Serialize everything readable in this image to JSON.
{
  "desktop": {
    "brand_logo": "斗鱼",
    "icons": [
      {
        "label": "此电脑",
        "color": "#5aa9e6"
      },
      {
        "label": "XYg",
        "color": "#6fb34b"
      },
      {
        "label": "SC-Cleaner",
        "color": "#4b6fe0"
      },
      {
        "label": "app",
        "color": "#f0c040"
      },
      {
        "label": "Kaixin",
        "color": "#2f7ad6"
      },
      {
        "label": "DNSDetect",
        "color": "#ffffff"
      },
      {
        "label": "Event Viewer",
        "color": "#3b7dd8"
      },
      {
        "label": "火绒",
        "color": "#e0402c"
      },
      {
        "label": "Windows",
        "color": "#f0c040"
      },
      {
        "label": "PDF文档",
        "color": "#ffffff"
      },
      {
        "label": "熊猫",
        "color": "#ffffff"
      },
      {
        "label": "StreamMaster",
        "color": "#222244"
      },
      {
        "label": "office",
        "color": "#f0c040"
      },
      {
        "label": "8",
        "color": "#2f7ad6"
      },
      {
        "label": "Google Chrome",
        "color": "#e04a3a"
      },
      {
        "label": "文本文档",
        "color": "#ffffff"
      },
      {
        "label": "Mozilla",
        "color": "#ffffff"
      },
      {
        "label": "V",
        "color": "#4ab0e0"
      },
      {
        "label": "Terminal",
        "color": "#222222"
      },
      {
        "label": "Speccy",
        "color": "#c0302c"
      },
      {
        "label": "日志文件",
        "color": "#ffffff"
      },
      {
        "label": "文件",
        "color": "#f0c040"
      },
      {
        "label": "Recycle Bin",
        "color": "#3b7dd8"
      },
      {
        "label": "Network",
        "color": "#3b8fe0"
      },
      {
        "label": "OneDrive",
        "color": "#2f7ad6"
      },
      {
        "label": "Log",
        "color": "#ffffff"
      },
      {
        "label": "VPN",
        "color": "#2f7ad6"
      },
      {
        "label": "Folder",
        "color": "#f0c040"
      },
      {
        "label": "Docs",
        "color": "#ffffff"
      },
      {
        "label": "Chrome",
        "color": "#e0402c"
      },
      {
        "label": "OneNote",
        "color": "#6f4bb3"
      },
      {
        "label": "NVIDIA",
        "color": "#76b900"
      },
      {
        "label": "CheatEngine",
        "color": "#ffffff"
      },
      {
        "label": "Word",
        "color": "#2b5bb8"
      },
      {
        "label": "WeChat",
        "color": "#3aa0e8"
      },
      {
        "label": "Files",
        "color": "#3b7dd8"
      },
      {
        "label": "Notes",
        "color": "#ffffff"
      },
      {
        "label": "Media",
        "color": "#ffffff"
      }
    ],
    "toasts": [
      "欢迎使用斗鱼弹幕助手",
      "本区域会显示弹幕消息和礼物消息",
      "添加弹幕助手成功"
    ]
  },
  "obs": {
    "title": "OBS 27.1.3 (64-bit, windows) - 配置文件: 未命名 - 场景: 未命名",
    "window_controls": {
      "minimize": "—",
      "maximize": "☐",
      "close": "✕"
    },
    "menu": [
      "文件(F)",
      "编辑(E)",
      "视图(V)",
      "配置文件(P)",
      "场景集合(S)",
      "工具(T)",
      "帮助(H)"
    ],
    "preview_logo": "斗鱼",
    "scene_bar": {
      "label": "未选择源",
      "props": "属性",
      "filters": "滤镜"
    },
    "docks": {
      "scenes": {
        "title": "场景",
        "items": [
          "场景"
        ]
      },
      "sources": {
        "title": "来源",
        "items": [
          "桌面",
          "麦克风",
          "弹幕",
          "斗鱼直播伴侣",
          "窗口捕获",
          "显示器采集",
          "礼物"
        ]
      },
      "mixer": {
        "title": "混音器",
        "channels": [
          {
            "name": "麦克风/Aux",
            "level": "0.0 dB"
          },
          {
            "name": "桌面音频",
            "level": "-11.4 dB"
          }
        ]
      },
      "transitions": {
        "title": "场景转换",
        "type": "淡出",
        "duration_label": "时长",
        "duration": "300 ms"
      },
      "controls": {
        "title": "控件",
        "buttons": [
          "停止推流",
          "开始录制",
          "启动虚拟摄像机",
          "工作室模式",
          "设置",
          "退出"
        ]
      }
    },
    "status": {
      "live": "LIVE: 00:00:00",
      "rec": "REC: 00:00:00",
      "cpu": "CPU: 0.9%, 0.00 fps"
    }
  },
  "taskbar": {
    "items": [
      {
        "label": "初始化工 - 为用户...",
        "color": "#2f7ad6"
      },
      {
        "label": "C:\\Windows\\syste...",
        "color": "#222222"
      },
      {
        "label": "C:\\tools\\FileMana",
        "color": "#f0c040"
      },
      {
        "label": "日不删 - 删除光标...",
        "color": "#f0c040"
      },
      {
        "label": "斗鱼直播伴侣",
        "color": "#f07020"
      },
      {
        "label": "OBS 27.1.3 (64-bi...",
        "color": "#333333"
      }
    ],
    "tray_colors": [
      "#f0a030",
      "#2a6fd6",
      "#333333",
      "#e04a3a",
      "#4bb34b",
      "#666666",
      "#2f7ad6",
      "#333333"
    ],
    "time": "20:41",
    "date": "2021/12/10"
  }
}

========================

BRIEF >>
Check each line of the records for the string "配置文件" and state how many lines contain it. Give only the number.

THE ANSWER >>
2